A block of data

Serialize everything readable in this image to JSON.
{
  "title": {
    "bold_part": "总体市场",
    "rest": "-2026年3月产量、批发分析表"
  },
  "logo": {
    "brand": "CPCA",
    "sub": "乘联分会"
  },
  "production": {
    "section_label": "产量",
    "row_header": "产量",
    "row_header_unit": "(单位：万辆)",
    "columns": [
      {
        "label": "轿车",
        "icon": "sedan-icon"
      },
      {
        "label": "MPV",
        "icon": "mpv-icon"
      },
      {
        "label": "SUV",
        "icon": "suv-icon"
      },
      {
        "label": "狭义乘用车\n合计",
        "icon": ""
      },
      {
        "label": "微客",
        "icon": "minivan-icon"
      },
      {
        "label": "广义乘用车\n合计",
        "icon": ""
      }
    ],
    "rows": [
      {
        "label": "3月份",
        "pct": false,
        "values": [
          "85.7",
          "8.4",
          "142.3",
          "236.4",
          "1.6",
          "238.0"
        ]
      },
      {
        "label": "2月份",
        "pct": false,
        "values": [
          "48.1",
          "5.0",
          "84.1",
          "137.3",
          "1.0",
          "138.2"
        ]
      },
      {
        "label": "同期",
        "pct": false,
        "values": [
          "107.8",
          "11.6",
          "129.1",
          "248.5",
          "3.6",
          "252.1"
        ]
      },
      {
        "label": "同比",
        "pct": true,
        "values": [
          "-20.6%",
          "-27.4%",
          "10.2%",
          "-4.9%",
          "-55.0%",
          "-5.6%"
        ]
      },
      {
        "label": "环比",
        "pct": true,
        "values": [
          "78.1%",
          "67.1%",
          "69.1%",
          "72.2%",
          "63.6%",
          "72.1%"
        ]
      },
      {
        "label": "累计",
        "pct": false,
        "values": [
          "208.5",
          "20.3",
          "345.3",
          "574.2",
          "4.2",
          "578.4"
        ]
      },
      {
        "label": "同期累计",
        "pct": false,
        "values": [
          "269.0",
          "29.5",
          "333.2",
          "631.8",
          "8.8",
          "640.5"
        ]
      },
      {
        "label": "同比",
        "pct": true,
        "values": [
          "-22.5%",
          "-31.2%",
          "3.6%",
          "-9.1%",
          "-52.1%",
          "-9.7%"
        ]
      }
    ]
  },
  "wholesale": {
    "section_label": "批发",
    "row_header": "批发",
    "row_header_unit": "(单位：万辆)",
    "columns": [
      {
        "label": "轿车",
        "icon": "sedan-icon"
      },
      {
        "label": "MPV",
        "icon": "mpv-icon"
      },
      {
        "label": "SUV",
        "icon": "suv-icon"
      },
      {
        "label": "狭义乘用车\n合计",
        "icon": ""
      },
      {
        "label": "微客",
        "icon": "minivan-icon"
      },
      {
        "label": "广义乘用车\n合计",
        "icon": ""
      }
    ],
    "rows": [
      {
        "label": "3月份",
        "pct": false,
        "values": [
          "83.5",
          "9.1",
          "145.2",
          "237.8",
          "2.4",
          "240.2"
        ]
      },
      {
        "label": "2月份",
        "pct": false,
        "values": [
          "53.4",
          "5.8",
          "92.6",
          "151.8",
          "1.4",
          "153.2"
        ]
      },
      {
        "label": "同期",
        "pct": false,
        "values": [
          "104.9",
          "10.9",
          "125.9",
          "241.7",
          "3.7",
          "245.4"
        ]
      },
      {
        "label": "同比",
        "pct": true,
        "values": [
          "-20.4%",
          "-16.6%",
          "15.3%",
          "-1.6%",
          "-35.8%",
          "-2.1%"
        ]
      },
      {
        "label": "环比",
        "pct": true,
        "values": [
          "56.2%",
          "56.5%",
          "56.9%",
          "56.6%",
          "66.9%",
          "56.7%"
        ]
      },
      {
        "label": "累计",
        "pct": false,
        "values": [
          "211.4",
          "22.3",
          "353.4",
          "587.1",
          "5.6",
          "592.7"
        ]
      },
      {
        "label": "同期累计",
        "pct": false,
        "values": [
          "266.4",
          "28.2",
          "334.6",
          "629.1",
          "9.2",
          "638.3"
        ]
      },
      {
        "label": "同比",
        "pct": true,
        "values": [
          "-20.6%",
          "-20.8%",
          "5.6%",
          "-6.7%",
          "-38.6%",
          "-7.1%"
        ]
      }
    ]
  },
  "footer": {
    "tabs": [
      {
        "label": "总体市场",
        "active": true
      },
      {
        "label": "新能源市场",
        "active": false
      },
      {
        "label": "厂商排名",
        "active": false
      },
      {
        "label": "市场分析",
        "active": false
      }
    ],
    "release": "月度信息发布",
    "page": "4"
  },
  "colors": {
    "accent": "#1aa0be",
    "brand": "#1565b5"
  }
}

== Task instructions ==
Please reproduce each record precisely as written.

== Task output ==
Serialize everything readable in this image to JSON.
{
  "title": {
    "bold_part": "总体市场",
    "rest": "-2026年3月产量、批发分析表"
  },
  "logo": {
    "brand": "CPCA",
    "sub": "乘联分会"
  },
  "production": {
    "section_label": "产量",
    "row_header": "产量",
    "row_header_unit": "(单位：万辆)",
    "columns": [
      {
        "label": "轿车",
        "icon": "sedan-icon"
      },
      {
        "label": "MPV",
        "icon": "mpv-icon"
      },
      {
        "label": "SUV",
        "icon": "suv-icon"
      },
      {
        "label": "狭义乘用车\n合计",
        "icon": ""
      },
      {
        "label": "微客",
        "icon": "minivan-icon"
      },
      {
        "label": "广义乘用车\n合计",
        "icon": ""
      }
    ],
    "rows": [
      {
        "label": "3月份",
        "pct": false,
        "values": [
          "85.7",
          "8.4",
          "142.3",
          "236.4",
          "1.6",
          "238.0"
        ]
      },
      {
        "label": "2月份",
        "pct": false,
        "values": [
          "48.1",
          "5.0",
          "84.1",
          "137.3",
          "1.0",
          "138.2"
        ]
      },
      {
        "label": "同期",
        "pct": false,
        "values": [
          "107.8",
          "11.6",
          "129.1",
          "248.5",
          "3.6",
          "252.1"
        ]
      },
      {
        "label": "同比",
        "pct": true,
        "values": [
          "-20.6%",
          "-27.4%",
          "10.2%",
          "-4.9%",
          "-55.0%",
          "-5.6%"
        ]
      },
      {
        "label": "环比",
        "pct": true,
        "values": [
          "78.1%",
          "67.1%",
          "69.1%",
          "72.2%",
          "63.6%",
          "72.1%"
        ]
      },
      {
        "label": "累计",
        "pct": false,
        "values": [
          "208.5",
          "20.3",
          "345.3",
          "574.2",
          "4.2",
          "578.4"
        ]
      },
      {
        "label": "同期累计",
        "pct": false,
        "values": [
          "269.0",
          "29.5",
          "333.2",
          "631.8",
          "8.8",
          "640.5"
        ]
      },
      {
        "label": "同比",
        "pct": true,
        "values": [
          "-22.5%",
          "-31.2%",
          "3.6%",
          "-9.1%",
          "-52.1%",
          "-9.7%"
        ]
      }
    ]
  },
  "wholesale": {
    "section_label": "批发",
    "row_header": "批发",
    "row_header_unit": "(单位：万辆)",
    "columns": [
      {
        "label": "轿车",
        "icon": "sedan-icon"
      },
      {
        "label": "MPV",
        "icon": "mpv-icon"
      },
      {
        "label": "SUV",
        "icon": "suv-icon"
      },
      {
        "label": "狭义乘用车\n合计",
        "icon": ""
      },
      {
        "label": "微客",
        "icon": "minivan-icon"
      },
      {
        "label": "广义乘用车\n合计",
        "icon": ""
      }
    ],
    "rows": [
      {
        "label": "3月份",
        "pct": false,
        "values": [
          "83.5",
          "9.1",
          "145.2",
          "237.8",
          "2.4",
          "240.2"
        ]
      },
      {
        "label": "2月份",
        "pct": false,
        "values": [
          "53.4",
          "5.8",
          "92.6",
          "151.8",
          "1.4",
          "153.2"
        ]
      },
      {
        "label": "同期",
        "pct": false,
        "values": [
          "104.9",
          "10.9",
          "125.9",
          "241.7",
          "3.7",
          "245.4"
        ]
      },
      {
        "label": "同比",
        "pct": true,
        "values": [
          "-20.4%",
          "-16.6%",
          "15.3%",
          "-1.6%",
          "-35.8%",
          "-2.1%"
        ]
      },
      {
        "label": "环比",
        "pct": true,
        "values": [
          "56.2%",
          "56.5%",
          "56.9%",
          "56.6%",
          "66.9%",
          "56.7%"
        ]
      },
      {
        "label": "累计",
        "pct": false,
        "values": [
          "211.4",
          "22.3",
          "353.4",
          "587.1",
          "5.6",
          "592.7"
        ]
      },
      {
        "label": "同期累计",
        "pct": false,
        "values": [
          "266.4",
          "28.2",
          "334.6",
          "629.1",
          "9.2",
          "638.3"
        ]
      },
      {
        "label": "同比",
        "pct": true,
        "values": [
          "-20.6%",
          "-20.8%",
          "5.6%",
          "-6.7%",
          "-38.6%",
          "-7.1%"
        ]
      }
    ]
  },
  "footer": {
    "tabs": [
      {
        "label": "总体市场",
        "active": true
      },
      {
        "label": "新能源市场",
        "active": false
      },
      {
        "label": "厂商排名",
        "active": false
      },
      {
        "label": "市场分析",
        "active": false
      }
    ],
    "release": "月度信息发布",
    "page": "4"
  },
  "colors": {
    "accent": "#1aa0be",
    "brand": "#1565b5"
  }
}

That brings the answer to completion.